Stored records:
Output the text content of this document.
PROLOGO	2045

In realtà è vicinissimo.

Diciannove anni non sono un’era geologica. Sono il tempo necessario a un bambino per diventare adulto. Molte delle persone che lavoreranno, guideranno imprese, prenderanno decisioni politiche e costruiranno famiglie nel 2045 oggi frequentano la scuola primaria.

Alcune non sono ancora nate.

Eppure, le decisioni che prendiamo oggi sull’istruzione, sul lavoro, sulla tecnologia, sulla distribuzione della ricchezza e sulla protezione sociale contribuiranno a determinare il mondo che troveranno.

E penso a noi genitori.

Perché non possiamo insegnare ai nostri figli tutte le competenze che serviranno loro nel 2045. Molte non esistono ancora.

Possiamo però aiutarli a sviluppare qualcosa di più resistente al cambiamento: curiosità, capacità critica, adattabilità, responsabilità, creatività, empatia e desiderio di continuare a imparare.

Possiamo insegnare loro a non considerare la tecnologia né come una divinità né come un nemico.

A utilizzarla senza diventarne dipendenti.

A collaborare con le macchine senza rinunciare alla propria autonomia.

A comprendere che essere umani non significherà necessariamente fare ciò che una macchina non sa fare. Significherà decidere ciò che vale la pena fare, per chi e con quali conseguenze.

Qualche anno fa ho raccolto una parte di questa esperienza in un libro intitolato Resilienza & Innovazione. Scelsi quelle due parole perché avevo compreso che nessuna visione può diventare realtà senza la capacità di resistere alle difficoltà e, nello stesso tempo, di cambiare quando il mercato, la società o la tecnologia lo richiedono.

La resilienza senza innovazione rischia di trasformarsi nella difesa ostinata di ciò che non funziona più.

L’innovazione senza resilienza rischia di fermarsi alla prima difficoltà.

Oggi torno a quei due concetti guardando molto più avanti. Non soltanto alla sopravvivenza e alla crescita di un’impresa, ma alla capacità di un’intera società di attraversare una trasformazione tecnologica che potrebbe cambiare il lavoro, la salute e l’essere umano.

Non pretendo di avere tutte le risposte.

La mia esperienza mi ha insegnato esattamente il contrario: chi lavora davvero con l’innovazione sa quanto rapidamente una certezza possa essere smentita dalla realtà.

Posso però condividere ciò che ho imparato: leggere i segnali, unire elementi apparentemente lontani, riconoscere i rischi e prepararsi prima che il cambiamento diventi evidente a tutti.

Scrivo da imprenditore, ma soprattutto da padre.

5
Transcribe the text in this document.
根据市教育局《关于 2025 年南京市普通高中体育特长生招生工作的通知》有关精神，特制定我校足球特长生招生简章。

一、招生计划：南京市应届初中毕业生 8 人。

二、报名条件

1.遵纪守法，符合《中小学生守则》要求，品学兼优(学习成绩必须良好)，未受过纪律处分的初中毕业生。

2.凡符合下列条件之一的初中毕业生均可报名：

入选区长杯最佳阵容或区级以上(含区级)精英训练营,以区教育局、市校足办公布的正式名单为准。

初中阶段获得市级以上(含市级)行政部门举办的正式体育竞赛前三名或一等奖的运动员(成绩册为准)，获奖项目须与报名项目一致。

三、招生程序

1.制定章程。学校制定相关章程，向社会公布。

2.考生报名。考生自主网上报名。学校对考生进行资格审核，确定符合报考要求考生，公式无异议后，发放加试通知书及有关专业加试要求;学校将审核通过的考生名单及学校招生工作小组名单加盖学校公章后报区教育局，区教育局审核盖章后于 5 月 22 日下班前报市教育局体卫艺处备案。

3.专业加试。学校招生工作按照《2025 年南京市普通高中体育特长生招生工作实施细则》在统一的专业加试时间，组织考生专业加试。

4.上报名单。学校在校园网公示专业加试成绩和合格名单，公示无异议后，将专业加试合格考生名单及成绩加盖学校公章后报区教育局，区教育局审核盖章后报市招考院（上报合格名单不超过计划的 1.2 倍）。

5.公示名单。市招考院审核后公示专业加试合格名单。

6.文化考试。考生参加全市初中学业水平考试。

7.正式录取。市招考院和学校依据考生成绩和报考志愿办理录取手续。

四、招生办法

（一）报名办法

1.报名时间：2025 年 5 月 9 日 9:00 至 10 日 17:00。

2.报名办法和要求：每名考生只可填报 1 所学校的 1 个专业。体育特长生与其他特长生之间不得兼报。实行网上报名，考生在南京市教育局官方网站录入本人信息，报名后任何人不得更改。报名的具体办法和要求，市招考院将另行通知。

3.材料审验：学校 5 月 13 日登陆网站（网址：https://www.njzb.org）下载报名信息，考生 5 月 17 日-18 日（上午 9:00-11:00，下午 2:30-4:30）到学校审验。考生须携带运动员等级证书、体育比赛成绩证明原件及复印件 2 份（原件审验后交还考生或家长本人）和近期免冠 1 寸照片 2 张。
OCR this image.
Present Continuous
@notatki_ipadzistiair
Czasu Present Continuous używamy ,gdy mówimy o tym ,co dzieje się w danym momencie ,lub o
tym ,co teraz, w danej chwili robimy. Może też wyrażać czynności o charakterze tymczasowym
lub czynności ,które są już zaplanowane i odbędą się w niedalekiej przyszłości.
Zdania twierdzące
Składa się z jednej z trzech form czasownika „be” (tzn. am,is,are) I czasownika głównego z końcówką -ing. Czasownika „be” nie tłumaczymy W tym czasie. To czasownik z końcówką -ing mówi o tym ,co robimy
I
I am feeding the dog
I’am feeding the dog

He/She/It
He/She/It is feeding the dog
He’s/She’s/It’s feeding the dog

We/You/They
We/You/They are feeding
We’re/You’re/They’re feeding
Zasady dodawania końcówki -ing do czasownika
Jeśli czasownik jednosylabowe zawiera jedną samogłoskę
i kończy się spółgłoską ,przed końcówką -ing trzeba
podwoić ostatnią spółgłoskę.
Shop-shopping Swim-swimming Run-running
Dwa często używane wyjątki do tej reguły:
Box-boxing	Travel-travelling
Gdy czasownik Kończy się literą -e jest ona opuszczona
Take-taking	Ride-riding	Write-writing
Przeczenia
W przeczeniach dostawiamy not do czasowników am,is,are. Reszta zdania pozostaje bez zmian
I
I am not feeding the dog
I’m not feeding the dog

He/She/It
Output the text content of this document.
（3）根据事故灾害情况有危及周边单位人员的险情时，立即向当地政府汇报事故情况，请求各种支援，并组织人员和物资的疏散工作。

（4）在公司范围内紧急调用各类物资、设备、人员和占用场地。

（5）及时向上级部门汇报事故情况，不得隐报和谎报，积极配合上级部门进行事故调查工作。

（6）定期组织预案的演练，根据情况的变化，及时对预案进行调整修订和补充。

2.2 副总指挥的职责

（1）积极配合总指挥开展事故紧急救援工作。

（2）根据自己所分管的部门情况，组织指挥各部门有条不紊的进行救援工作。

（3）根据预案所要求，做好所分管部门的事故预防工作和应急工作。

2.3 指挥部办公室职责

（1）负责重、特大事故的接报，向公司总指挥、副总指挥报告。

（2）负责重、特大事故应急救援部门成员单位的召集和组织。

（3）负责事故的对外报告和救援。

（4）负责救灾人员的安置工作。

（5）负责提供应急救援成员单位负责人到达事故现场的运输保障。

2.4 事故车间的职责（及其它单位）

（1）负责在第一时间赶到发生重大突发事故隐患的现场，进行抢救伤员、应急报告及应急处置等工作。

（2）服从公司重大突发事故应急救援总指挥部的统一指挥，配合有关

* _The request_
Repeat the material in full, exactly as it stands.

* _Result for this task_
Output the text content of this document.
PROLOGO	2045

In realtà è vicinissimo.

Diciannove anni non sono un’era geologica. Sono il tempo necessario a un bambino per diventare adulto. Molte delle persone che lavoreranno, guideranno imprese, prenderanno decisioni politiche e costruiranno famiglie nel 2045 oggi frequentano la scuola primaria.

Alcune non sono ancora nate.

Eppure, le decisioni che prendiamo oggi sull’istruzione, sul lavoro, sulla tecnologia, sulla distribuzione della ricchezza e sulla protezione sociale contribuiranno a determinare il mondo che troveranno.

E penso a noi genitori.

Perché non possiamo insegnare ai nostri figli tutte le competenze che serviranno loro nel 2045. Molte non esistono ancora.

Possiamo però aiutarli a sviluppare qualcosa di più resistente al cambiamento: curiosità, capacità critica, adattabilità, responsabilità, creatività, empatia e desiderio di continuare a imparare.

Possiamo insegnare loro a non considerare la tecnologia né come una divinità né come un nemico.

A utilizzarla senza diventarne dipendenti.

A collaborare con le macchine senza rinunciare alla propria autonomia.

A comprendere che essere umani non significherà necessariamente fare ciò che una macchina non sa fare. Significherà decidere ciò che vale la pena fare, per chi e con quali conseguenze.

Qualche anno fa ho raccolto una parte di questa esperienza in un libro intitolato Resilienza & Innovazione. Scelsi quelle due parole perché avevo compreso che nessuna visione può diventare realtà senza la capacità di resistere alle difficoltà e, nello stesso tempo, di cambiare quando il mercato, la società o la tecnologia lo richiedono.

La resilienza senza innovazione rischia di trasformarsi nella difesa ostinata di ciò che non funziona più.

L’innovazione senza resilienza rischia di fermarsi alla prima difficoltà.

Oggi torno a quei due concetti guardando molto più avanti. Non soltanto alla sopravvivenza e alla crescita di un’impresa, ma alla capacità di un’intera società di attraversare una trasformazione tecnologica che potrebbe cambiare il lavoro, la salute e l’essere umano.

Non pretendo di avere tutte le risposte.

La mia esperienza mi ha insegnato esattamente il contrario: chi lavora davvero con l’innovazione sa quanto rapidamente una certezza possa essere smentita dalla realtà.

Posso però condividere ciò che ho imparato: leggere i segnali, unire elementi apparentemente lontani, riconoscere i rischi e prepararsi prima che il cambiamento diventi evidente a tutti.

Scrivo da imprenditore, ma soprattutto da padre.

5
Transcribe the text in this document.
根据市教育局《关于 2025 年南京市普通高中体育特长生招生工作的通知》有关精神，特制定我校足球特长生招生简章。

一、招生计划：南京市应届初中毕业生 8 人。

二、报名条件

1.遵纪守法，符合《中小学生守则》要求，品学兼优(学习成绩必须良好)，未受过纪律处分的初中毕业生。

2.凡符合下列条件之一的初中毕业生均可报名：

入选区长杯最佳阵容或区级以上(含区级)精英训练营,以区教育局、市校足办公布的正式名单为准。

初中阶段获得市级以上(含市级)行政部门举办的正式体育竞赛前三名或一等奖的运动员(成绩册为准)，获奖项目须与报名项目一致。

三、招生程序

1.制定章程。学校制定相关章程，向社会公布。

2.考生报名。考生自主网上报名。学校对考生进行资格审核，确定符合报考要求考生，公式无异议后，发放加试通知书及有关专业加试要求;学校将审核通过的考生名单及学校招生工作小组名单加盖学校公章后报区教育局，区教育局审核盖章后于 5 月 22 日下班前报市教育局体卫艺处备案。

3.专业加试。学校招生工作按照《2025 年南京市普通高中体育特长生招生工作实施细则》在统一的专业加试时间，组织考生专业加试。

4.上报名单。学校在校园网公示专业加试成绩和合格名单，公示无异议后，将专业加试合格考生名单及成绩加盖学校公章后报区教育局，区教育局审核盖章后报市招考院（上报合格名单不超过计划的 1.2 倍）。

5.公示名单。市招考院审核后公示专业加试合格名单。

6.文化考试。考生参加全市初中学业水平考试。

7.正式录取。市招考院和学校依据考生成绩和报考志愿办理录取手续。

四、招生办法

（一）报名办法

1.报名时间：2025 年 5 月 9 日 9:00 至 10 日 17:00。

2.报名办法和要求：每名考生只可填报 1 所学校的 1 个专业。体育特长生与其他特长生之间不得兼报。实行网上报名，考生在南京市教育局官方网站录入本人信息，报名后任何人不得更改。报名的具体办法和要求，市招考院将另行通知。

3.材料审验：学校 5 月 13 日登陆网站（网址：https://www.njzb.org）下载报名信息，考生 5 月 17 日-18 日（上午 9:00-11:00，下午 2:30-4:30）到学校审验。考生须携带运动员等级证书、体育比赛成绩证明原件及复印件 2 份（原件审验后交还考生或家长本人）和近期免冠 1 寸照片 2 张。
OCR this image.
Present Continuous
@notatki_ipadzistiair
Czasu Present Continuous używamy ,gdy mówimy o tym ,co dzieje się w danym momencie ,lub o
tym ,co teraz, w danej chwili robimy. Może też wyrażać czynności o charakterze tymczasowym
lub czynności ,które są już zaplanowane i odbędą się w niedalekiej przyszłości.
Zdania twierdzące
Składa się z jednej z trzech form czasownika „be” (tzn. am,is,are) I czasownika głównego z końcówką -ing. Czasownika „be” nie tłumaczymy W tym czasie. To czasownik z końcówką -ing mówi o tym ,co robimy
I
I am feeding the dog
I’am feeding the dog

He/She/It
He/She/It is feeding the dog
He’s/She’s/It’s feeding the dog

We/You/They
We/You/They are feeding
We’re/You’re/They’re feeding
Zasady dodawania końcówki -ing do czasownika
Jeśli czasownik jednosylabowe zawiera jedną samogłoskę
i kończy się spółgłoską ,przed końcówką -ing trzeba
podwoić ostatnią spółgłoskę.
Shop-shopping Swim-swimming Run-running
Dwa często używane wyjątki do tej reguły:
Box-boxing	Travel-travelling
Gdy czasownik Kończy się literą -e jest ona opuszczona
Take-taking	Ride-riding	Write-writing
Przeczenia
W przeczeniach dostawiamy not do czasowników am,is,are. Reszta zdania pozostaje bez zmian
I
I am not feeding the dog
I’m not feeding the dog

He/She/It
Output the text content of this document.
（3）根据事故灾害情况有危及周边单位人员的险情时，立即向当地政府汇报事故情况，请求各种支援，并组织人员和物资的疏散工作。

（4）在公司范围内紧急调用各类物资、设备、人员和占用场地。

（5）及时向上级部门汇报事故情况，不得隐报和谎报，积极配合上级部门进行事故调查工作。

（6）定期组织预案的演练，根据情况的变化，及时对预案进行调整修订和补充。

2.2 副总指挥的职责

（1）积极配合总指挥开展事故紧急救援工作。

（2）根据自己所分管的部门情况，组织指挥各部门有条不紊的进行救援工作。

（3）根据预案所要求，做好所分管部门的事故预防工作和应急工作。

2.3 指挥部办公室职责

（1）负责重、特大事故的接报，向公司总指挥、副总指挥报告。

（2）负责重、特大事故应急救援部门成员单位的召集和组织。

（3）负责事故的对外报告和救援。

（4）负责救灾人员的安置工作。

（5）负责提供应急救援成员单位负责人到达事故现场的运输保障。

2.4 事故车间的职责（及其它单位）

（1）负责在第一时间赶到发生重大突发事故隐患的现场，进行抢救伤员、应急报告及应急处置等工作。

（2）服从公司重大突发事故应急救援总指挥部的统一指挥，配合有关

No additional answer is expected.